→ Task instructions: Copy every line of the items below word for word, leaving out the pictures.

[begin Given records]

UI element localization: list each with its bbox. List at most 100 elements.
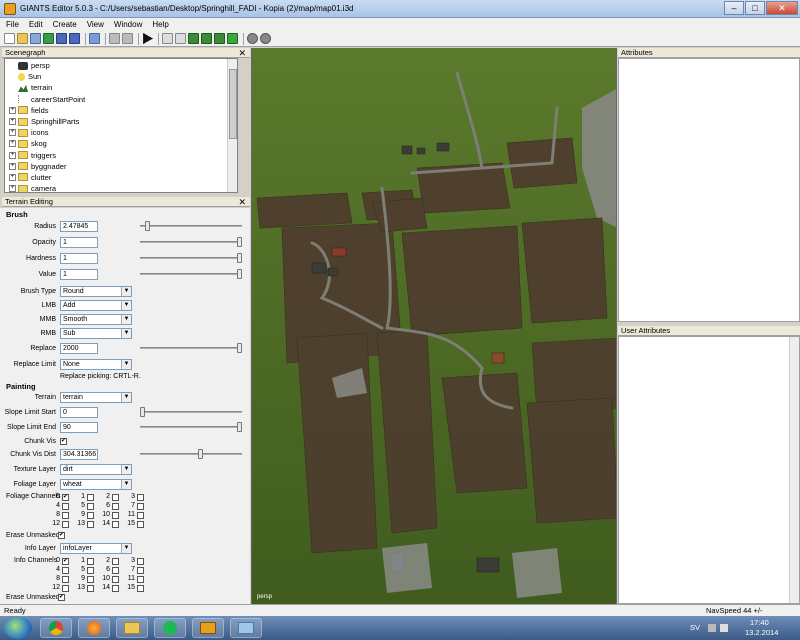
tree-item[interactable]: +careerStartPoint	[9, 94, 237, 105]
expand-icon[interactable]: +	[9, 140, 16, 148]
replace-field[interactable]: 2000	[60, 343, 98, 354]
refresh-icon[interactable]	[43, 33, 54, 44]
select-icon[interactable]	[162, 33, 173, 44]
undo-icon[interactable]	[109, 33, 120, 44]
chrome-icon[interactable]	[40, 618, 72, 638]
expand-icon[interactable]: +	[9, 173, 16, 181]
network-icon[interactable]	[708, 624, 716, 632]
brush-type-select[interactable]: Round ▼	[60, 286, 132, 297]
expand-icon[interactable]: +	[9, 118, 16, 126]
terrain-sculpt-icon[interactable]	[188, 33, 199, 44]
channel-checkbox[interactable]	[62, 567, 69, 574]
tree-item[interactable]: +terrain	[9, 82, 237, 93]
menu-edit[interactable]: Edit	[29, 20, 43, 29]
slope-end-slider[interactable]	[140, 422, 242, 432]
chunk-vis-checkbox[interactable]: ✔	[60, 438, 67, 445]
channel-checkbox[interactable]	[87, 503, 94, 510]
channel-checkbox[interactable]	[137, 503, 144, 510]
file-explorer-icon[interactable]	[116, 618, 148, 638]
expand-icon[interactable]: +	[9, 106, 16, 114]
menu-create[interactable]: Create	[53, 20, 77, 29]
tree-item[interactable]: + icons	[9, 127, 237, 138]
radius-slider[interactable]	[140, 221, 242, 231]
channel-checkbox[interactable]	[137, 567, 144, 574]
3d-viewport[interactable]: persp	[251, 48, 617, 604]
firefox-icon[interactable]	[78, 618, 110, 638]
foliage-layer-select[interactable]: wheat ▼	[60, 479, 132, 490]
clock-date[interactable]: 13.2.2014	[745, 628, 778, 637]
expand-icon[interactable]: +	[9, 162, 16, 170]
channel-checkbox[interactable]	[137, 521, 144, 528]
channel-checkbox[interactable]	[137, 585, 144, 592]
save-icon[interactable]	[56, 33, 67, 44]
channel-checkbox[interactable]	[137, 576, 144, 583]
mmb-select[interactable]: Smooth ▼	[60, 314, 132, 325]
move-icon[interactable]	[175, 33, 186, 44]
hardness-field[interactable]: 1	[60, 253, 98, 264]
channel-checkbox[interactable]	[62, 521, 69, 528]
tree-item[interactable]: +Sun	[9, 71, 237, 82]
spotify-icon[interactable]	[154, 618, 186, 638]
export-icon[interactable]	[89, 33, 100, 44]
tree-item[interactable]: +persp	[9, 60, 237, 71]
tree-item[interactable]: + byggnader	[9, 161, 237, 172]
chunk-vis-dist-slider[interactable]	[140, 449, 242, 459]
channel-checkbox[interactable]	[112, 576, 119, 583]
radius-field[interactable]: 2.47845	[60, 221, 98, 232]
redo-icon[interactable]	[122, 33, 133, 44]
channel-checkbox[interactable]	[112, 558, 119, 565]
play-icon[interactable]	[143, 33, 153, 44]
open-file-icon[interactable]	[17, 33, 28, 44]
tree-item[interactable]: + camera	[9, 183, 237, 192]
opacity-field[interactable]: 1	[60, 237, 98, 248]
menu-file[interactable]: File	[6, 20, 19, 29]
channel-checkbox[interactable]	[112, 567, 119, 574]
slope-start-slider[interactable]	[140, 407, 242, 417]
channel-checkbox[interactable]	[62, 585, 69, 592]
channel-checkbox[interactable]	[137, 494, 144, 501]
scenegraph-tree[interactable]: +persp+Sun+terrain+careerStartPoint+fiel…	[4, 58, 238, 193]
settings-icon[interactable]	[260, 33, 271, 44]
channel-checkbox[interactable]	[62, 576, 69, 583]
channel-checkbox[interactable]	[112, 521, 119, 528]
channel-checkbox[interactable]	[137, 512, 144, 519]
close-button[interactable]: ✕	[766, 1, 798, 15]
info-layer-select[interactable]: infoLayer ▼	[60, 543, 132, 554]
channel-checkbox[interactable]	[112, 503, 119, 510]
close-icon[interactable]: ✕	[238, 197, 246, 207]
channel-checkbox[interactable]	[87, 512, 94, 519]
expand-icon[interactable]: +	[9, 185, 16, 192]
value-field[interactable]: 1	[60, 269, 98, 280]
opacity-slider[interactable]	[140, 237, 242, 247]
tree-item[interactable]: + clutter	[9, 172, 237, 183]
user-attributes-scrollbar[interactable]	[789, 337, 799, 603]
channel-checkbox[interactable]	[112, 512, 119, 519]
replace-limit-select[interactable]: None ▼	[60, 359, 132, 370]
channel-checkbox[interactable]	[62, 512, 69, 519]
paint-icon[interactable]	[230, 618, 262, 638]
import-icon[interactable]	[30, 33, 41, 44]
save-as-icon[interactable]	[69, 33, 80, 44]
menu-view[interactable]: View	[87, 20, 104, 29]
slope-start-field[interactable]: 0	[60, 407, 98, 418]
foliage-paint-icon[interactable]	[214, 33, 225, 44]
channel-checkbox[interactable]	[87, 585, 94, 592]
rmb-select[interactable]: Sub ▼	[60, 328, 132, 339]
expand-icon[interactable]: +	[9, 151, 16, 159]
channel-checkbox[interactable]	[87, 567, 94, 574]
tree-item[interactable]: + triggers	[9, 150, 237, 161]
expand-icon[interactable]: +	[9, 129, 16, 137]
channel-checkbox[interactable]	[137, 558, 144, 565]
channel-checkbox[interactable]	[87, 576, 94, 583]
slope-end-field[interactable]: 90	[60, 422, 98, 433]
replace-slider[interactable]	[140, 343, 242, 353]
gear-icon[interactable]	[247, 33, 258, 44]
channel-checkbox[interactable]: ✔	[62, 558, 69, 565]
menu-help[interactable]: Help	[152, 20, 168, 29]
volume-icon[interactable]	[720, 624, 728, 632]
maximize-button[interactable]: □	[745, 1, 765, 15]
channel-checkbox[interactable]	[62, 503, 69, 510]
channel-checkbox[interactable]	[87, 494, 94, 501]
paint-terrain-select[interactable]: terrain ▼	[60, 392, 132, 403]
clock-time[interactable]: 17:40	[750, 618, 769, 627]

[end Given records]

→ Task output:
UI element localization: list each with its bbox. List at most 100 elements.
tree-item[interactable]: +careerStartPoint	[9, 94, 237, 105]
expand-icon[interactable]: +	[9, 140, 16, 148]
replace-field[interactable]: 2000	[60, 343, 98, 354]
refresh-icon[interactable]	[43, 33, 54, 44]
select-icon[interactable]	[162, 33, 173, 44]
undo-icon[interactable]	[109, 33, 120, 44]
chrome-icon[interactable]	[40, 618, 72, 638]
expand-icon[interactable]: +	[9, 173, 16, 181]
network-icon[interactable]	[708, 624, 716, 632]
brush-type-select[interactable]: Round ▼	[60, 286, 132, 297]
expand-icon[interactable]: +	[9, 118, 16, 126]
terrain-sculpt-icon[interactable]	[188, 33, 199, 44]
channel-checkbox[interactable]	[62, 567, 69, 574]
tree-item[interactable]: +terrain	[9, 82, 237, 93]
menu-edit[interactable]: Edit	[29, 20, 43, 29]
slope-end-slider[interactable]	[140, 422, 242, 432]
chunk-vis-checkbox[interactable]: ✔	[60, 438, 67, 445]
channel-checkbox[interactable]	[87, 503, 94, 510]
channel-checkbox[interactable]	[137, 503, 144, 510]
file-explorer-icon[interactable]	[116, 618, 148, 638]
expand-icon[interactable]: +	[9, 106, 16, 114]
menu-create[interactable]: Create	[53, 20, 77, 29]
tree-item[interactable]: + icons	[9, 127, 237, 138]
radius-slider[interactable]	[140, 221, 242, 231]
channel-checkbox[interactable]	[137, 567, 144, 574]
3d-viewport[interactable]: persp	[251, 48, 617, 604]
firefox-icon[interactable]	[78, 618, 110, 638]
foliage-layer-select[interactable]: wheat ▼	[60, 479, 132, 490]
clock-date[interactable]: 13.2.2014	[745, 628, 778, 637]
expand-icon[interactable]: +	[9, 162, 16, 170]
channel-checkbox[interactable]	[137, 521, 144, 528]
channel-checkbox[interactable]	[137, 585, 144, 592]
save-icon[interactable]	[56, 33, 67, 44]
channel-checkbox[interactable]	[137, 576, 144, 583]
mmb-select[interactable]: Smooth ▼	[60, 314, 132, 325]
move-icon[interactable]	[175, 33, 186, 44]
hardness-field[interactable]: 1	[60, 253, 98, 264]
channel-checkbox[interactable]	[62, 521, 69, 528]
tree-item[interactable]: +Sun	[9, 71, 237, 82]
spotify-icon[interactable]	[154, 618, 186, 638]
export-icon[interactable]	[89, 33, 100, 44]
tree-item[interactable]: +persp	[9, 60, 237, 71]
tree-item[interactable]: + byggnader	[9, 161, 237, 172]
chunk-vis-dist-slider[interactable]	[140, 449, 242, 459]
channel-checkbox[interactable]	[112, 576, 119, 583]
radius-field[interactable]: 2.47845	[60, 221, 98, 232]
redo-icon[interactable]	[122, 33, 133, 44]
channel-checkbox[interactable]	[112, 558, 119, 565]
play-icon[interactable]	[143, 33, 153, 44]
open-file-icon[interactable]	[17, 33, 28, 44]
tree-item[interactable]: + camera	[9, 183, 237, 192]
opacity-field[interactable]: 1	[60, 237, 98, 248]
menu-file[interactable]: File	[6, 20, 19, 29]
channel-checkbox[interactable]	[112, 567, 119, 574]
slope-start-slider[interactable]	[140, 407, 242, 417]
channel-checkbox[interactable]	[62, 585, 69, 592]
channel-checkbox[interactable]	[137, 494, 144, 501]
scenegraph-tree[interactable]: +persp+Sun+terrain+careerStartPoint+fiel…	[4, 58, 238, 193]
settings-icon[interactable]	[260, 33, 271, 44]
channel-checkbox[interactable]	[62, 576, 69, 583]
channel-checkbox[interactable]	[112, 521, 119, 528]
channel-checkbox[interactable]	[137, 512, 144, 519]
close-button[interactable]: ✕	[766, 1, 798, 15]
info-layer-select[interactable]: infoLayer ▼	[60, 543, 132, 554]
channel-checkbox[interactable]	[112, 503, 119, 510]
close-icon[interactable]: ✕	[238, 197, 246, 207]
channel-checkbox[interactable]	[87, 512, 94, 519]
expand-icon[interactable]: +	[9, 185, 16, 192]
value-field[interactable]: 1	[60, 269, 98, 280]
opacity-slider[interactable]	[140, 237, 242, 247]
tree-item[interactable]: + clutter	[9, 172, 237, 183]
user-attributes-scrollbar[interactable]	[789, 337, 799, 603]
channel-checkbox[interactable]	[112, 512, 119, 519]
replace-limit-select[interactable]: None ▼	[60, 359, 132, 370]
channel-checkbox[interactable]	[62, 512, 69, 519]
paint-icon[interactable]	[230, 618, 262, 638]
import-icon[interactable]	[30, 33, 41, 44]
save-as-icon[interactable]	[69, 33, 80, 44]
menu-view[interactable]: View	[87, 20, 104, 29]
slope-start-field[interactable]: 0	[60, 407, 98, 418]
foliage-paint-icon[interactable]	[214, 33, 225, 44]
channel-checkbox[interactable]	[87, 585, 94, 592]
rmb-select[interactable]: Sub ▼	[60, 328, 132, 339]
expand-icon[interactable]: +	[9, 151, 16, 159]
channel-checkbox[interactable]	[87, 567, 94, 574]
tree-item[interactable]: + triggers	[9, 150, 237, 161]
expand-icon[interactable]: +	[9, 129, 16, 137]
channel-checkbox[interactable]	[137, 558, 144, 565]
channel-checkbox[interactable]	[87, 576, 94, 583]
slope-end-field[interactable]: 90	[60, 422, 98, 433]
replace-slider[interactable]	[140, 343, 242, 353]
gear-icon[interactable]	[247, 33, 258, 44]
channel-checkbox[interactable]: ✔	[62, 558, 69, 565]
menu-help[interactable]: Help	[152, 20, 168, 29]
volume-icon[interactable]	[720, 624, 728, 632]
maximize-button[interactable]: □	[745, 1, 765, 15]
channel-checkbox[interactable]	[62, 503, 69, 510]
channel-checkbox[interactable]	[87, 494, 94, 501]
paint-terrain-select[interactable]: terrain ▼	[60, 392, 132, 403]
clock-time[interactable]: 17:40	[750, 618, 769, 627]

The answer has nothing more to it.